TASK TO COMPLETE ▸
Count, in the entries, the lines with "this". Answer with the number only.

** BEGIN **

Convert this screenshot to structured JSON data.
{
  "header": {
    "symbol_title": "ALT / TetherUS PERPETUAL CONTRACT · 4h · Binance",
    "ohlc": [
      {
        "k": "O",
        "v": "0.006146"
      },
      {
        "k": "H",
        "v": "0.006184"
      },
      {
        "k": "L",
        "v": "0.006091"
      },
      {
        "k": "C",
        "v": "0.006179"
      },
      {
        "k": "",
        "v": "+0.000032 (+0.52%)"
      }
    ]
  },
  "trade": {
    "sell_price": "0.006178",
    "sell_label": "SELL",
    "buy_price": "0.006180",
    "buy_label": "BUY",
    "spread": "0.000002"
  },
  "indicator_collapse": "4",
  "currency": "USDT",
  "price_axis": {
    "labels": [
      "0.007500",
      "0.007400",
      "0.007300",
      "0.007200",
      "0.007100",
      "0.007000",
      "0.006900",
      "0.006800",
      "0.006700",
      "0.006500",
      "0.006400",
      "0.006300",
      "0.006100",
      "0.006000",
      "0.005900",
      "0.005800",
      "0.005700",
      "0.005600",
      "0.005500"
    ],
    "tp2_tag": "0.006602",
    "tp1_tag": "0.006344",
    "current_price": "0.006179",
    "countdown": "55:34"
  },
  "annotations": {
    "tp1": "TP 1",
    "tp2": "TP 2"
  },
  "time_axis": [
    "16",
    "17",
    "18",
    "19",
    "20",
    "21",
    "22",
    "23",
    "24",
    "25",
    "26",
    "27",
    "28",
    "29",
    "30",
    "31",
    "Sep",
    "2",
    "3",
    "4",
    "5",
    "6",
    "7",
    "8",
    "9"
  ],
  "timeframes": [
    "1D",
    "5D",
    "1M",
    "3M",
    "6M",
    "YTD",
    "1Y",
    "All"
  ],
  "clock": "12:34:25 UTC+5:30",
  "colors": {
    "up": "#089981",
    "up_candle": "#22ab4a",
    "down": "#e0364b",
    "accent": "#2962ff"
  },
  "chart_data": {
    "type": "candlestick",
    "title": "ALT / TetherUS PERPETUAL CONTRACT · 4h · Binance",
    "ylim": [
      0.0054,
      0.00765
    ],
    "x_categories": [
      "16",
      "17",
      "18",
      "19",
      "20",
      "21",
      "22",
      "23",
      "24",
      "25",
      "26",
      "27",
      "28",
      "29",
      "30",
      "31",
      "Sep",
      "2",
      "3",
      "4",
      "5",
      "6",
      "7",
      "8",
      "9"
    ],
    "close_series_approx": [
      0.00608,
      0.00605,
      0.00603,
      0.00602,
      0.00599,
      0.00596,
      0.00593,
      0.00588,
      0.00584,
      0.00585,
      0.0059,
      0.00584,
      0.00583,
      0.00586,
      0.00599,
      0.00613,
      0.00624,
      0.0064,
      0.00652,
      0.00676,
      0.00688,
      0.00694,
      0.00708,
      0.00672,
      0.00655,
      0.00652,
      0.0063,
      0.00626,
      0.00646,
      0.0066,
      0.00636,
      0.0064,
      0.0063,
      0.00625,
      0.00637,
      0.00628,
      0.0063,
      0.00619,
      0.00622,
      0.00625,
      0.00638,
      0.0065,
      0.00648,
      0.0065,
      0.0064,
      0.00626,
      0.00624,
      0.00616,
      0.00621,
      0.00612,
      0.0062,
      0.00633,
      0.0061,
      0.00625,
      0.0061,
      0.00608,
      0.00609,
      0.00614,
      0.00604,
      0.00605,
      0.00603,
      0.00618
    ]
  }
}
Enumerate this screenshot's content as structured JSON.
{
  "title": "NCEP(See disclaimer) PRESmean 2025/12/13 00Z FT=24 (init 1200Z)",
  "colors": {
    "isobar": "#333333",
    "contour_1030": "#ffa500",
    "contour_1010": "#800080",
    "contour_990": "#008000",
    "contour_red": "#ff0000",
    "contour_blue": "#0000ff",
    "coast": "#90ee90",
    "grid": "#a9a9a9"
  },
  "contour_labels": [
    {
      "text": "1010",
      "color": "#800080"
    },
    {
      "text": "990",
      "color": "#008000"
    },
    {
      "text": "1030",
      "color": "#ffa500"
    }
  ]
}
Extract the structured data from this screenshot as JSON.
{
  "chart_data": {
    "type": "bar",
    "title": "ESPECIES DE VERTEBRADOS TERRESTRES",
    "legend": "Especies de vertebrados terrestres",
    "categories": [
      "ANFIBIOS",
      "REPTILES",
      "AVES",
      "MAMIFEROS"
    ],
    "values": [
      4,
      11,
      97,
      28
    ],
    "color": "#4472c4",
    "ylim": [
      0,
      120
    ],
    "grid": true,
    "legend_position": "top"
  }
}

** END **

TASK SOLUTION ▸
3